Data records:
■ ■ ■

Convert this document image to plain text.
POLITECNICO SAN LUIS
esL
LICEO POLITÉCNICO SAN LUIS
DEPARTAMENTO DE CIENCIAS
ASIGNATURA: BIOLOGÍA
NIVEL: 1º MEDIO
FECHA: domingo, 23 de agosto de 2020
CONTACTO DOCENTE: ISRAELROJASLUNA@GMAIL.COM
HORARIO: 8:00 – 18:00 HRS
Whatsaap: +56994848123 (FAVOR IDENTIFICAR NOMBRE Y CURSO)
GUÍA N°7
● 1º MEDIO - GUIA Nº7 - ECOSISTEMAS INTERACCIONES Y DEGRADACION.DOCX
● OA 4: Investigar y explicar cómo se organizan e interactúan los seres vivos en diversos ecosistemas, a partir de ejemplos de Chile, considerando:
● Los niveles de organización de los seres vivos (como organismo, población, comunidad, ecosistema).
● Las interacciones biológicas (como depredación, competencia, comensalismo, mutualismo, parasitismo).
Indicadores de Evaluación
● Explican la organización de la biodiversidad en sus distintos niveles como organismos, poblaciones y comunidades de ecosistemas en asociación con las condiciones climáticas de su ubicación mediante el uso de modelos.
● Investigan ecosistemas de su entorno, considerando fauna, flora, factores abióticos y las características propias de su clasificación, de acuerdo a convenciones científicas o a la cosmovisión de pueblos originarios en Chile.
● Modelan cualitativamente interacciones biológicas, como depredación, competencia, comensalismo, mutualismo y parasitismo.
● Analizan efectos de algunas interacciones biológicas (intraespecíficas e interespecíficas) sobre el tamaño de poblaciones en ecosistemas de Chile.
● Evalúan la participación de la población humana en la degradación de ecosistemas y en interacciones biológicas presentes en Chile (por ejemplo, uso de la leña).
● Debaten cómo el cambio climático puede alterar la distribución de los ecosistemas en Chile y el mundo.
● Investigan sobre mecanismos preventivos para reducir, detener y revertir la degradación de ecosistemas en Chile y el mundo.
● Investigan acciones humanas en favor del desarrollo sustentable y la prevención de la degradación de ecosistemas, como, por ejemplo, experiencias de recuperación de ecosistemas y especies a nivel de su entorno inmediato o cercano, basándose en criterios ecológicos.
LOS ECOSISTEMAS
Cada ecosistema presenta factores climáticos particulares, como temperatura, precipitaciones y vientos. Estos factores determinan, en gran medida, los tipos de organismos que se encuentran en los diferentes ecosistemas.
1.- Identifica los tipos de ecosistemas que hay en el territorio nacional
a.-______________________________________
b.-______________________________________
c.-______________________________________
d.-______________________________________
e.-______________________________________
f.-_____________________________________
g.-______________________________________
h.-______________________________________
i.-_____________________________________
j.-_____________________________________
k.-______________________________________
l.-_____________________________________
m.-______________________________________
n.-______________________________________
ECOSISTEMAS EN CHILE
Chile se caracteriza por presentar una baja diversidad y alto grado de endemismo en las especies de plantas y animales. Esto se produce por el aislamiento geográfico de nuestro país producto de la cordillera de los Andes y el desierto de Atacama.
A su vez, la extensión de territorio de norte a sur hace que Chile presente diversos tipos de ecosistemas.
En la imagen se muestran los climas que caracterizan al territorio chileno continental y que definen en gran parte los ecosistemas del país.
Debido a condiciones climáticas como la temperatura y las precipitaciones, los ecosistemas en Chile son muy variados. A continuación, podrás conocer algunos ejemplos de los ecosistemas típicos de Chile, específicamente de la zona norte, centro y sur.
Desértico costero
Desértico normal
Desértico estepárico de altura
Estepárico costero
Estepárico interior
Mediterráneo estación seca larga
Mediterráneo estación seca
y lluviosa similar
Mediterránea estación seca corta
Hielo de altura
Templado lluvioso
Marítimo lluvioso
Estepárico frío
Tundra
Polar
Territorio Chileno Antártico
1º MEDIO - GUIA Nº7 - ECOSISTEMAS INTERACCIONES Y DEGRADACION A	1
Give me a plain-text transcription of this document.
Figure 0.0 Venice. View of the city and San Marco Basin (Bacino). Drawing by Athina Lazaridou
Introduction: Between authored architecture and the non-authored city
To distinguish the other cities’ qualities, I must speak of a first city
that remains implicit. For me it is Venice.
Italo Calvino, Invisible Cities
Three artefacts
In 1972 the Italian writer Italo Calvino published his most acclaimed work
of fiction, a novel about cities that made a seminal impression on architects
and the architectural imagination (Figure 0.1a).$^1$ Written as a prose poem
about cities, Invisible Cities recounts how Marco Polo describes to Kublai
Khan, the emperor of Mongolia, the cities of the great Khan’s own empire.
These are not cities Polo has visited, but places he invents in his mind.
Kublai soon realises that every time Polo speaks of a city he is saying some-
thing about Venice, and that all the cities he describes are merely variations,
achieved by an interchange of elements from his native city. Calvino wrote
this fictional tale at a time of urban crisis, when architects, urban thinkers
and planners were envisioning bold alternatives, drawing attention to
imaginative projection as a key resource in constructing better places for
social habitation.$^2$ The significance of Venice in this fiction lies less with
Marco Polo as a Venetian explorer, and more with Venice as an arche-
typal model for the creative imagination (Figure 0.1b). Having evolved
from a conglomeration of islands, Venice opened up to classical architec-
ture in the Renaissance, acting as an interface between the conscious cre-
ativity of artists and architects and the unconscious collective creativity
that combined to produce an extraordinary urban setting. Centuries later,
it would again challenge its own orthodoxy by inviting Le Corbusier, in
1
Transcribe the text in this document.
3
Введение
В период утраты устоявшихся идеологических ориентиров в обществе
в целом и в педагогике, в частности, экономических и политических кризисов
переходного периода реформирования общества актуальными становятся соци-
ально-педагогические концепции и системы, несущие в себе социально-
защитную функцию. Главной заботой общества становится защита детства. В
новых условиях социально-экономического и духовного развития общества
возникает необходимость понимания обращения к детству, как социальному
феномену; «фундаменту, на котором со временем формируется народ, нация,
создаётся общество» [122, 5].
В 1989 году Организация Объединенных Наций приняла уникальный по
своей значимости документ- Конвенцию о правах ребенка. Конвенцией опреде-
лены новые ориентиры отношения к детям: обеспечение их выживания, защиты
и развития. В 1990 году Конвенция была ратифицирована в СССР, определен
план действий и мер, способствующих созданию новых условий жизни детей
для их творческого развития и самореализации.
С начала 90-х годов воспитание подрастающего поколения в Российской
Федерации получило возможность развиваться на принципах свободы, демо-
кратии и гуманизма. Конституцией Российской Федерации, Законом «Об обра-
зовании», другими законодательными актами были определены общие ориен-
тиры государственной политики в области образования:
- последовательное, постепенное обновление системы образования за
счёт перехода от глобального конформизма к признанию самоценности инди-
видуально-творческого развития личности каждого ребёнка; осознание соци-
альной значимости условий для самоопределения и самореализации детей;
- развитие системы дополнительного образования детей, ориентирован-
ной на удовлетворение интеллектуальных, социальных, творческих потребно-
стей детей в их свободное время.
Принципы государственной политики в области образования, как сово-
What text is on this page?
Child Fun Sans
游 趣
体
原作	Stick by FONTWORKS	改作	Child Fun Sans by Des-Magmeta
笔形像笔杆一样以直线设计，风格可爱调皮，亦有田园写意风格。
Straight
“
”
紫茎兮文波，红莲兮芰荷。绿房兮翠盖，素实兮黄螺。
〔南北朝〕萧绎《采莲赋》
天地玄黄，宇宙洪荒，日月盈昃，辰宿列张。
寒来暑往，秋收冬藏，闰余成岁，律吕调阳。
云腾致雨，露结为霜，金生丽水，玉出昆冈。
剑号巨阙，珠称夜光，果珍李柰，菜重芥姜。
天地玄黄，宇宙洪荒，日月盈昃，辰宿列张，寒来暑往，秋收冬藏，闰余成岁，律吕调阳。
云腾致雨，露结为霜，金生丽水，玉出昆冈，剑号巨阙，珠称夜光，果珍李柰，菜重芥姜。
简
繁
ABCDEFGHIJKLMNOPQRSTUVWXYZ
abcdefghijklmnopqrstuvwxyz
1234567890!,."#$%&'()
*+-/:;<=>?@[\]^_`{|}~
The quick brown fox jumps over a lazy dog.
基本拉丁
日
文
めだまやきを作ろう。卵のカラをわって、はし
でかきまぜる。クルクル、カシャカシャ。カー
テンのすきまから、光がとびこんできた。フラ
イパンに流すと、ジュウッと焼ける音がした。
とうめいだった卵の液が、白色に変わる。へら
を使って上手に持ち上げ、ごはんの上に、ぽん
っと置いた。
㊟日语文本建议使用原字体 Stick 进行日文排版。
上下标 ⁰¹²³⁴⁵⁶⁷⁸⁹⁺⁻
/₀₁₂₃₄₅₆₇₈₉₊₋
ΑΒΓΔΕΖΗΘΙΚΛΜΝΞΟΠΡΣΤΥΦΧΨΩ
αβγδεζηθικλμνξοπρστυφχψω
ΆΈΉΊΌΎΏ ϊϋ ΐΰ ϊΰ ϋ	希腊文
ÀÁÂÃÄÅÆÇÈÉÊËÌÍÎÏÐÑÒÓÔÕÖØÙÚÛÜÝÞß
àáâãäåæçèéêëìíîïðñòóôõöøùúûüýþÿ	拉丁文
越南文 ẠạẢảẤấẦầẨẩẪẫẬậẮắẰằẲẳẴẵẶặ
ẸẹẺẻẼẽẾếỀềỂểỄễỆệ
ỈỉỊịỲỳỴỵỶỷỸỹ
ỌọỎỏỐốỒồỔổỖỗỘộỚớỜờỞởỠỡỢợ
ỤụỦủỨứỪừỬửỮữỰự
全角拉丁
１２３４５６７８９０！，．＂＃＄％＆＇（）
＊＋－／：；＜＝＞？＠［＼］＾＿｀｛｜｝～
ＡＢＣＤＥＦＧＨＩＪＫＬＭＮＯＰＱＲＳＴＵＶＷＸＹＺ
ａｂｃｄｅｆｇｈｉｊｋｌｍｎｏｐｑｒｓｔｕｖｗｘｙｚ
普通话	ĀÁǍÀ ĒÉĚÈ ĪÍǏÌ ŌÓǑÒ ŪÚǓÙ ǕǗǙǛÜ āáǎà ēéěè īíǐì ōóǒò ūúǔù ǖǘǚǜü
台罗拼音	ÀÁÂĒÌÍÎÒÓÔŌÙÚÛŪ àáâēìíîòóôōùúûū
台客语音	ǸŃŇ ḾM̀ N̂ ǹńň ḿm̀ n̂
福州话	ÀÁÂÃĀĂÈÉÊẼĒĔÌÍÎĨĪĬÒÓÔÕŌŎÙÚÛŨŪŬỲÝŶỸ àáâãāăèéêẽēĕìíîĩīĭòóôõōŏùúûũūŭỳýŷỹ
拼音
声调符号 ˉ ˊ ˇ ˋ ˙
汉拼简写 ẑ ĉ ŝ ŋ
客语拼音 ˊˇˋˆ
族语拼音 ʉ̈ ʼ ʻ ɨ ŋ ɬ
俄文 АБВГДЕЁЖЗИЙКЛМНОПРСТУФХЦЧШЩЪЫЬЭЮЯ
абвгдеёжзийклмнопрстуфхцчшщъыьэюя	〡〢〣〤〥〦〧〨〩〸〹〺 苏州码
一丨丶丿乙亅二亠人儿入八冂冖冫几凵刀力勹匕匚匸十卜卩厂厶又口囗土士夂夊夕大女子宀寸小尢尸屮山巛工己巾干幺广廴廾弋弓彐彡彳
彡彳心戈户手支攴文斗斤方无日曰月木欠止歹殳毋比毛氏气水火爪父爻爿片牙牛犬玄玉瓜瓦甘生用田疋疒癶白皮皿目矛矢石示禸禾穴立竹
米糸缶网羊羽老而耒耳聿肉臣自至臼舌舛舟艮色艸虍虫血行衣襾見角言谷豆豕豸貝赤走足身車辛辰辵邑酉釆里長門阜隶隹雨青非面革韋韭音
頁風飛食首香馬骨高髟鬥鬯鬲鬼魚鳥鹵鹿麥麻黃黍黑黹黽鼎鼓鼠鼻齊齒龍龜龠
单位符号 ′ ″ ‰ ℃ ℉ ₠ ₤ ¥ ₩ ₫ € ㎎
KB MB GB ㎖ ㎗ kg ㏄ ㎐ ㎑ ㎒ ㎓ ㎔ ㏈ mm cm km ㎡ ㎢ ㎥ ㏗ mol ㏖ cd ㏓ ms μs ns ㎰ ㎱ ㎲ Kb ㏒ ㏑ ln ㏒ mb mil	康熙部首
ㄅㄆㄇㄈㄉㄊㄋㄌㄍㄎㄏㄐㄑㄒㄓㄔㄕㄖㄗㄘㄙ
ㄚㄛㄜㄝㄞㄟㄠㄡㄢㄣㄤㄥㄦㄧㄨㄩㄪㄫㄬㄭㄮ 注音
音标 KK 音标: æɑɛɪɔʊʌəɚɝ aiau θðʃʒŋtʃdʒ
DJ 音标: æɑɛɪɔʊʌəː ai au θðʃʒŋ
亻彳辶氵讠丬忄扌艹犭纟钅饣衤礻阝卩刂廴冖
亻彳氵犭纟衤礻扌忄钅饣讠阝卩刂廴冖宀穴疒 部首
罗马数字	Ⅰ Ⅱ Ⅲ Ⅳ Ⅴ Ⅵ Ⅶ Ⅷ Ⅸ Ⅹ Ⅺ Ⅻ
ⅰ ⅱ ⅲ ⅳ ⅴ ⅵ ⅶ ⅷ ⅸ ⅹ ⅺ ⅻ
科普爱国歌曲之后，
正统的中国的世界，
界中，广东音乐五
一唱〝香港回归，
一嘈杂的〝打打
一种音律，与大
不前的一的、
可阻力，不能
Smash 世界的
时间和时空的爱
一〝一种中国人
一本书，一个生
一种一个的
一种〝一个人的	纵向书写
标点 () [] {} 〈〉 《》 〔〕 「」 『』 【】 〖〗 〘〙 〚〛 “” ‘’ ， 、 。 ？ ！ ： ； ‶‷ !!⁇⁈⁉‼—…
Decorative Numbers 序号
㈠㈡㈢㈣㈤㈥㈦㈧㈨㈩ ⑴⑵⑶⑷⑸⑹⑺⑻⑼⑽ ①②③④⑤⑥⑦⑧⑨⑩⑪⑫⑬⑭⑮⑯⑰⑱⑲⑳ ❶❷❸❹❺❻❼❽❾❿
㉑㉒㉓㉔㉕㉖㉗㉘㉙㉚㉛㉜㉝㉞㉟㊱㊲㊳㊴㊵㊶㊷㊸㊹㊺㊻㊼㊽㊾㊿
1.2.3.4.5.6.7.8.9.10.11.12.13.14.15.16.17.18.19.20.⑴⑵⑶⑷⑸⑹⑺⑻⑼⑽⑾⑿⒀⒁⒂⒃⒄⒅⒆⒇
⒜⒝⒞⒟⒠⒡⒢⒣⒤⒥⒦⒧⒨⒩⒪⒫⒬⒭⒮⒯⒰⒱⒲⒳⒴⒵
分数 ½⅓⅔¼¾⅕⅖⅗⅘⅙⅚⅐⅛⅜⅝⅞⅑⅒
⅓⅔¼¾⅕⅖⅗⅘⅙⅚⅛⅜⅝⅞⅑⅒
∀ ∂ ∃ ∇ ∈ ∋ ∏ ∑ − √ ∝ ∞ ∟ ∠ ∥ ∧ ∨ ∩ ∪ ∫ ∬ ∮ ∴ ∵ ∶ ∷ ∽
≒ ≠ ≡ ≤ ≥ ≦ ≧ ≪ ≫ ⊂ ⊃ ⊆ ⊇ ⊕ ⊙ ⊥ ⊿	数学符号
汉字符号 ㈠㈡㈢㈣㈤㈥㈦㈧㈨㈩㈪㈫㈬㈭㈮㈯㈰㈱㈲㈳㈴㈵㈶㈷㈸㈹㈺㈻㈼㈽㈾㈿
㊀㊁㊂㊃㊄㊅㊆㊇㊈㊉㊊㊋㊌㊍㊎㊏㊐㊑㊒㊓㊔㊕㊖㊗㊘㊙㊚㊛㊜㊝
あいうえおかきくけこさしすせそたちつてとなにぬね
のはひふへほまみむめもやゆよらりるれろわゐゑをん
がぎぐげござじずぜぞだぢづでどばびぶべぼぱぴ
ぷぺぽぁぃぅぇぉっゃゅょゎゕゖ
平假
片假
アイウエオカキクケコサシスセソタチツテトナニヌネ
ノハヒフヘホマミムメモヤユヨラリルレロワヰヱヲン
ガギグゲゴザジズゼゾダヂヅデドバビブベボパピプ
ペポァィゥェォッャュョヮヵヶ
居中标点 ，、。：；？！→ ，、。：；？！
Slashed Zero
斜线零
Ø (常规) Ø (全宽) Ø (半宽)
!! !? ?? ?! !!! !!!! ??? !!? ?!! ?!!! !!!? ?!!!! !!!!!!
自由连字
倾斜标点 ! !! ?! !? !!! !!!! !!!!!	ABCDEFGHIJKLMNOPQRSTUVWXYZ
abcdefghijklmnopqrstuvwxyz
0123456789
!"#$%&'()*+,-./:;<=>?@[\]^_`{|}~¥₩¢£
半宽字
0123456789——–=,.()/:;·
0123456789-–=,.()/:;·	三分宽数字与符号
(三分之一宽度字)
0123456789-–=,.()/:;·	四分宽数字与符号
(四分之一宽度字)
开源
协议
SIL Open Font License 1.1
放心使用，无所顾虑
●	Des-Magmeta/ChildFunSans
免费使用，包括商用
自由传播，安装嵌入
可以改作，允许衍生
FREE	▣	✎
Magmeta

■ ■ ■

Wherever the string "places" appears in the entries above, list that line.

**Exercise output**
These are not cities Polo has visited, but places he invents in his mind.
imaginative projection as a key resource in constructing better places for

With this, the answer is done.